## Written exercise
For the data below, report the number of lines that contain the string "page" and nothing else.

## Dataset items
---
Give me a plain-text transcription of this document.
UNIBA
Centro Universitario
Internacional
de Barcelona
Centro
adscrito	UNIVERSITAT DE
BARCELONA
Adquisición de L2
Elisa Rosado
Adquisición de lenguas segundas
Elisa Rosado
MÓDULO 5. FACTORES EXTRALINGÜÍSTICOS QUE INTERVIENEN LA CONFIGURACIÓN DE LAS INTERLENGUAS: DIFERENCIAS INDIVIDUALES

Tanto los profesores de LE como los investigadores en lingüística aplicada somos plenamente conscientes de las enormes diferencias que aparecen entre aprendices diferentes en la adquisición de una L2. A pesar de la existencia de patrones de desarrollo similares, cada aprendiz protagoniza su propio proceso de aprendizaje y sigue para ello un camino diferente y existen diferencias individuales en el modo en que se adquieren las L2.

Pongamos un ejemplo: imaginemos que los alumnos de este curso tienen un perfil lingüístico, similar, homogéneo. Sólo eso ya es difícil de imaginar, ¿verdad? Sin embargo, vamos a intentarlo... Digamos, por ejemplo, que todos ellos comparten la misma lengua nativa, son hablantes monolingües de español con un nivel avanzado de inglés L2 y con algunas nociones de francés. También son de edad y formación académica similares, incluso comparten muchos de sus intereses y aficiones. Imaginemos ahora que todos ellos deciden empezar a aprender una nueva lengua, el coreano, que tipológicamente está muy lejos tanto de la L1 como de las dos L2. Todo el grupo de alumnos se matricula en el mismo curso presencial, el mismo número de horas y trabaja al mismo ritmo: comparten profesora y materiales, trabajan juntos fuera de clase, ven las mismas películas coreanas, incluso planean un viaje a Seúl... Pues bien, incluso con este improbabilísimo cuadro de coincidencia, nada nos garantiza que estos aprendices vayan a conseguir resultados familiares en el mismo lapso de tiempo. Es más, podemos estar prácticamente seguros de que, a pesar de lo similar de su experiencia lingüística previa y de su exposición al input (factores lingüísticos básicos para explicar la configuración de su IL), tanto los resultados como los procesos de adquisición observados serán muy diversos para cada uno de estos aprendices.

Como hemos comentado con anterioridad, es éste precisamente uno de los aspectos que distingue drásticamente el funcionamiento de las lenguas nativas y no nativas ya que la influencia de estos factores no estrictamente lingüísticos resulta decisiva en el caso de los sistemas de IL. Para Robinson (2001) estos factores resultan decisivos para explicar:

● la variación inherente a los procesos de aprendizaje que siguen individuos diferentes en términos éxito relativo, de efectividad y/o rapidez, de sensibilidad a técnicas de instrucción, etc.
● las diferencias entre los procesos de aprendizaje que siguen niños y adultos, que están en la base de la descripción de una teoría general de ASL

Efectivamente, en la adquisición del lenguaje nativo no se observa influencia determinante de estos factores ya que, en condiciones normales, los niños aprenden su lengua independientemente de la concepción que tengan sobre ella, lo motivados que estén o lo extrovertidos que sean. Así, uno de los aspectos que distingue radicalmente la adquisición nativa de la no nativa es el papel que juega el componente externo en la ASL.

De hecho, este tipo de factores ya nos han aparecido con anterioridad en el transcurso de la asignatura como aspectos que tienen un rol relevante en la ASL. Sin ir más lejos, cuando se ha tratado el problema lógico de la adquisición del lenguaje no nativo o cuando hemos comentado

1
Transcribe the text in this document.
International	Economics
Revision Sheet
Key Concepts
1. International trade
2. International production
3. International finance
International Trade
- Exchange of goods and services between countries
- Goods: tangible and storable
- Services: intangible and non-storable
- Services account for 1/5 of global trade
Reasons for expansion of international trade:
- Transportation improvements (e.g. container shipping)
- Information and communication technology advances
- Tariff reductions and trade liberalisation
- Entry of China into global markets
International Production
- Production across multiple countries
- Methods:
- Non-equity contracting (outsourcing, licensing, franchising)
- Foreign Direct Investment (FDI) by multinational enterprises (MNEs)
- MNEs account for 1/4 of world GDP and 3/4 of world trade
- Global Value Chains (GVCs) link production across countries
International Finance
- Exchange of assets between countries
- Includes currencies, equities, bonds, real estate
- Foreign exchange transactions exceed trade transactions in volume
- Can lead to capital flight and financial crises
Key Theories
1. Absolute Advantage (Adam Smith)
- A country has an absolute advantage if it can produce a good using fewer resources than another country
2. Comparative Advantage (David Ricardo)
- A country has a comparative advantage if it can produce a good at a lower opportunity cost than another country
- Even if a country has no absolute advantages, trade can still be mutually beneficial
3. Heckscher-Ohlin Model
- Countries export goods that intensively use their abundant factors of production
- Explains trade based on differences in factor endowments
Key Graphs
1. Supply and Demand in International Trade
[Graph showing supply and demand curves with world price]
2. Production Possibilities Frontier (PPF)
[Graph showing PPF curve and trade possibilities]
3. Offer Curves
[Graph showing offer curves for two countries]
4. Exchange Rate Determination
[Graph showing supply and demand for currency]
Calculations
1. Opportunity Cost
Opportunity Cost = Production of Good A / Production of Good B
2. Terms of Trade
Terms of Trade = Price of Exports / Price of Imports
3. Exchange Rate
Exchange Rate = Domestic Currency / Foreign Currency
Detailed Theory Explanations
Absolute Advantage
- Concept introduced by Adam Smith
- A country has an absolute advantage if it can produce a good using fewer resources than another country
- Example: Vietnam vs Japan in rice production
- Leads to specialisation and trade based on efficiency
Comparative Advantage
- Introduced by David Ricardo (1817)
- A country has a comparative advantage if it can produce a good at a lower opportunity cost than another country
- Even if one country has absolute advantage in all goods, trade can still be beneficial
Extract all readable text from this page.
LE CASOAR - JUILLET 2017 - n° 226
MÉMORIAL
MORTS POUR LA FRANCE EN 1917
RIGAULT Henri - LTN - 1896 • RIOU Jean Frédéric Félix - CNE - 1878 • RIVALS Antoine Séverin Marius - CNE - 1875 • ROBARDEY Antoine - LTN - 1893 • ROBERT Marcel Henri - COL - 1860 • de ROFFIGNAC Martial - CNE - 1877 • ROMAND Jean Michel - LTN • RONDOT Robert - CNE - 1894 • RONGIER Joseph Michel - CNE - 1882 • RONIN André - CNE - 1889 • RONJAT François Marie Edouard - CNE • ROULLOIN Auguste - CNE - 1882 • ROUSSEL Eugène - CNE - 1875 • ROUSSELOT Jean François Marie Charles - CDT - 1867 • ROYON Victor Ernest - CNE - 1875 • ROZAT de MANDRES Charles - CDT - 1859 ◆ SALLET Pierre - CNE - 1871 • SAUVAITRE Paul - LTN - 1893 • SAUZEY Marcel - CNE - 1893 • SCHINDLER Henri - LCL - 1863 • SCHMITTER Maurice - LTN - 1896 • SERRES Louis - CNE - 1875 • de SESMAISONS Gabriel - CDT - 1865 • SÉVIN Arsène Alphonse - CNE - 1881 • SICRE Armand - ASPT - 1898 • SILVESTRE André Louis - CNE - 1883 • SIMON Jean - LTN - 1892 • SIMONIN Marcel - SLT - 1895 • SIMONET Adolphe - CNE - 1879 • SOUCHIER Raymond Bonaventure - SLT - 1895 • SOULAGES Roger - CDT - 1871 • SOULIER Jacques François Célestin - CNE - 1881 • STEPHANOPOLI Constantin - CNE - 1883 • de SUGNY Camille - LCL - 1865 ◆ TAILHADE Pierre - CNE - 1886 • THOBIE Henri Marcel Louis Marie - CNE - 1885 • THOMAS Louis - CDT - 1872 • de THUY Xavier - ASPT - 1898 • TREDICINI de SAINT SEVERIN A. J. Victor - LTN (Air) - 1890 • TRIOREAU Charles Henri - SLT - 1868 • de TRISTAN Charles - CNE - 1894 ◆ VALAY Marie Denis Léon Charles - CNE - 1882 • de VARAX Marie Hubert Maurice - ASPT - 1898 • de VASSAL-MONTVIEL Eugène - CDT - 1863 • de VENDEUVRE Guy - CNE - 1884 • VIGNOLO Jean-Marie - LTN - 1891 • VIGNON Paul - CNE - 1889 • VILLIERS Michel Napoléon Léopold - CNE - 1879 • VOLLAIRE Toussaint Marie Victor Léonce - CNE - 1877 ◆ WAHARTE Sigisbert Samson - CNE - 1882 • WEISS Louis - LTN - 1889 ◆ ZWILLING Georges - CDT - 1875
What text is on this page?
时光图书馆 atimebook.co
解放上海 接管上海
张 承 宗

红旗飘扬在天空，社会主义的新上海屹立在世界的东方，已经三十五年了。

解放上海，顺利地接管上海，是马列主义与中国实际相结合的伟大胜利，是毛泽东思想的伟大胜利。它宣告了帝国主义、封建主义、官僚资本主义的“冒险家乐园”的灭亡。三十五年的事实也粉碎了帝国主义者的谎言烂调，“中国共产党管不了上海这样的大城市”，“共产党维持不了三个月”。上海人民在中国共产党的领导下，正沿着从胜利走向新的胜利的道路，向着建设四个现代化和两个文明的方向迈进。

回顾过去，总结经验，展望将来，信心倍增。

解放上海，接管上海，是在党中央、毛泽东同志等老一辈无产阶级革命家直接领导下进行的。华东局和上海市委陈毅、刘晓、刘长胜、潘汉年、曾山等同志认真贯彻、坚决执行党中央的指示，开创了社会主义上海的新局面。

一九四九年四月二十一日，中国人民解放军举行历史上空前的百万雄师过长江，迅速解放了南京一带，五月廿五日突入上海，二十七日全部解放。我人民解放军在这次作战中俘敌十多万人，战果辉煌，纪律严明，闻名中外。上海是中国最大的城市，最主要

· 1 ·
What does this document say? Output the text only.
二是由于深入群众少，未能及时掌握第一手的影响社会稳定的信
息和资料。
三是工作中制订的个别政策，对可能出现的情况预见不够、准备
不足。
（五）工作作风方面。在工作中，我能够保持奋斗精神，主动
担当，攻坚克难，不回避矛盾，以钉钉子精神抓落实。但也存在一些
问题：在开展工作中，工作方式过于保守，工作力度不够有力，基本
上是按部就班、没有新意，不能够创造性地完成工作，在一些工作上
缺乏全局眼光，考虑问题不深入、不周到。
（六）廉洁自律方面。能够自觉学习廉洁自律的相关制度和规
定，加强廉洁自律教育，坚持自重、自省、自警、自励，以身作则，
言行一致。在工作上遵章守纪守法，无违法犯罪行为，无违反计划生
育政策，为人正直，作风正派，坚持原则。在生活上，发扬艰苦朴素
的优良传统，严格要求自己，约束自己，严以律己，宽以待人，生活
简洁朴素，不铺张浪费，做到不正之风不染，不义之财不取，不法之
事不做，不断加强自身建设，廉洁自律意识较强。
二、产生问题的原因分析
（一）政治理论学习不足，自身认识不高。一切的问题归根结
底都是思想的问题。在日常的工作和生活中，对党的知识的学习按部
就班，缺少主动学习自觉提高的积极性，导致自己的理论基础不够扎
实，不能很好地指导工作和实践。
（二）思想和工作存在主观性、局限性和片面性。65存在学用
---
## Solution to this task
2